» Required work: Tally the lines that include "saknas". Output the number only.

##### Supplied material

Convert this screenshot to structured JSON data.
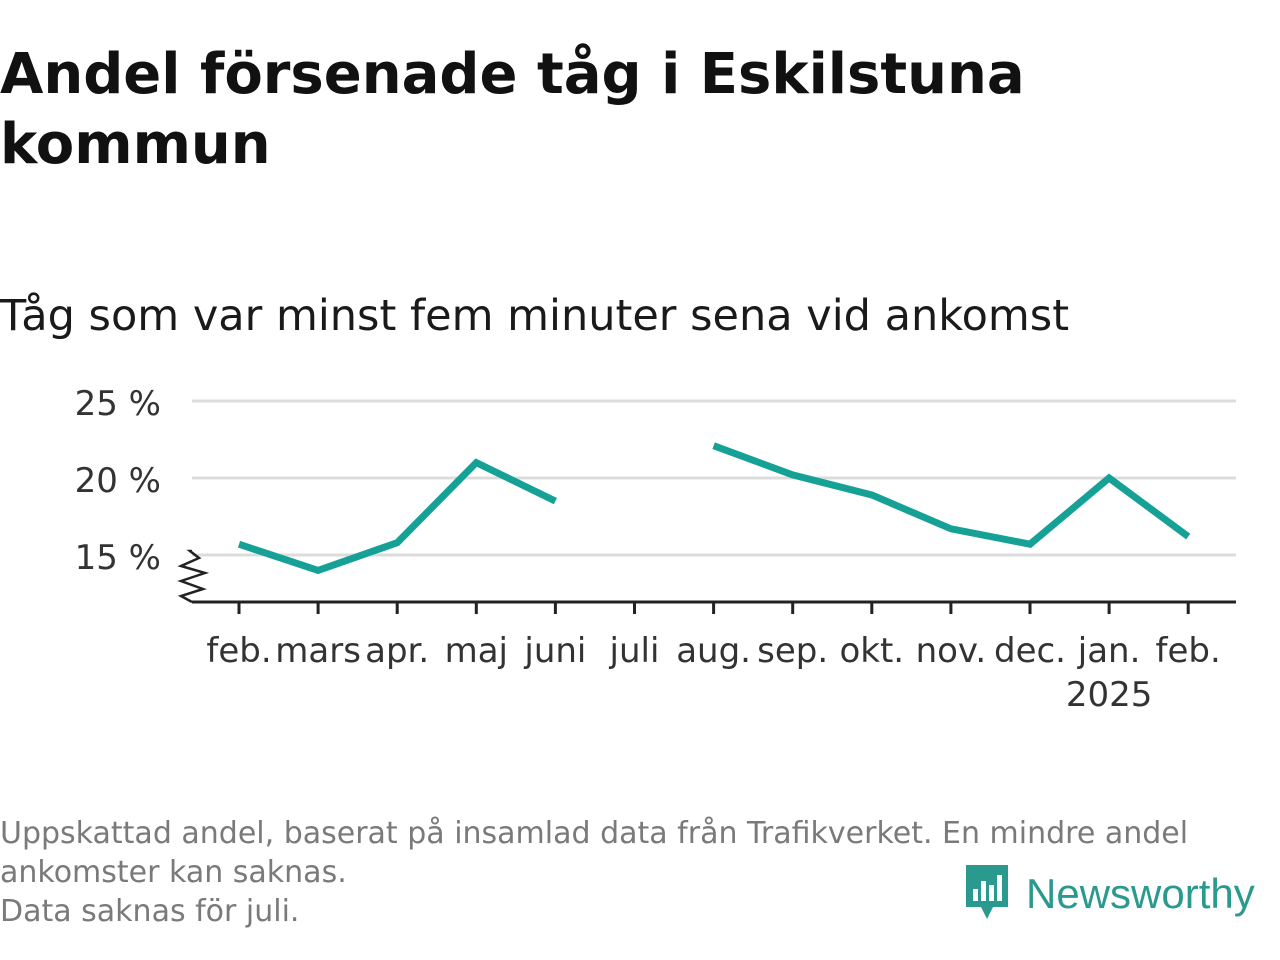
{
  "header": {
    "title": "Andel försenade tåg i Eskilstuna kommun",
    "subtitle": "Tåg som var minst fem minuter sena vid ankomst"
  },
  "footer": {
    "note_1": "Uppskattad andel, baserat på insamlad data från Trafikverket. En mindre andel ankomster kan saknas.",
    "note_2": "Data saknas för juli.",
    "brand": "Newsworthy",
    "brand_icon": "chart-speech-bubble-icon",
    "brand_color": "#2a9a8e"
  },
  "chart_data": {
    "type": "line",
    "categories": [
      "feb.",
      "mars",
      "apr.",
      "maj",
      "juni",
      "juli",
      "aug.",
      "sep.",
      "okt.",
      "nov.",
      "dec.",
      "jan.",
      "feb."
    ],
    "year_label": "2025",
    "year_label_under": "jan.",
    "series": [
      {
        "values": [
          15.7,
          14.0,
          15.8,
          21.0,
          18.5,
          null,
          22.1,
          20.2,
          18.9,
          16.7,
          15.7,
          20.0,
          16.2
        ],
        "color": "#16a196"
      }
    ],
    "y_ticks": [
      15,
      20,
      25
    ],
    "y_tick_labels": [
      "15 %",
      "20 %",
      "25 %"
    ],
    "ylim": [
      12,
      25
    ],
    "y_axis_break": true,
    "grid": true,
    "legend": "none",
    "xlabel": "",
    "ylabel": ""
  }
}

##########

» Output below: 2